▸ **To be done**: Count lines with "name" in them. Report only the total.

▸ **Materials provided**:
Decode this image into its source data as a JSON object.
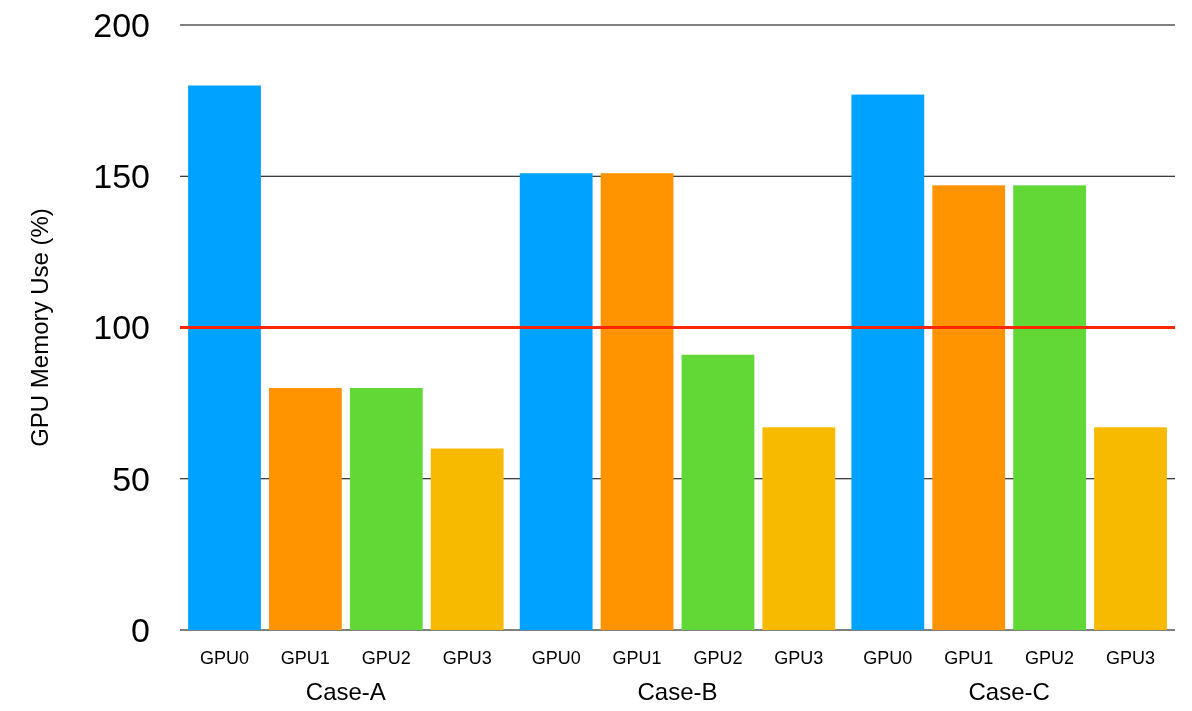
{
  "chart_data": {
    "type": "bar",
    "ylabel": "GPU Memory Use (%)",
    "categories": [
      "Case-A",
      "Case-B",
      "Case-C"
    ],
    "series": [
      {
        "name": "GPU0",
        "color": "#00a2ff",
        "values": [
          180,
          151,
          177
        ]
      },
      {
        "name": "GPU1",
        "color": "#ff9300",
        "values": [
          80,
          151,
          147
        ]
      },
      {
        "name": "GPU2",
        "color": "#61d836",
        "values": [
          80,
          91,
          147
        ]
      },
      {
        "name": "GPU3",
        "color": "#f8ba00",
        "values": [
          60,
          67,
          67
        ]
      }
    ],
    "ylim": [
      0,
      200
    ],
    "yticks": [
      0,
      50,
      100,
      150,
      200
    ],
    "grid": "y",
    "ref_lines": [
      {
        "axis": "y",
        "value": 100,
        "color": "#ff2600"
      }
    ]
  }
}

▸ **Exercise response**: 4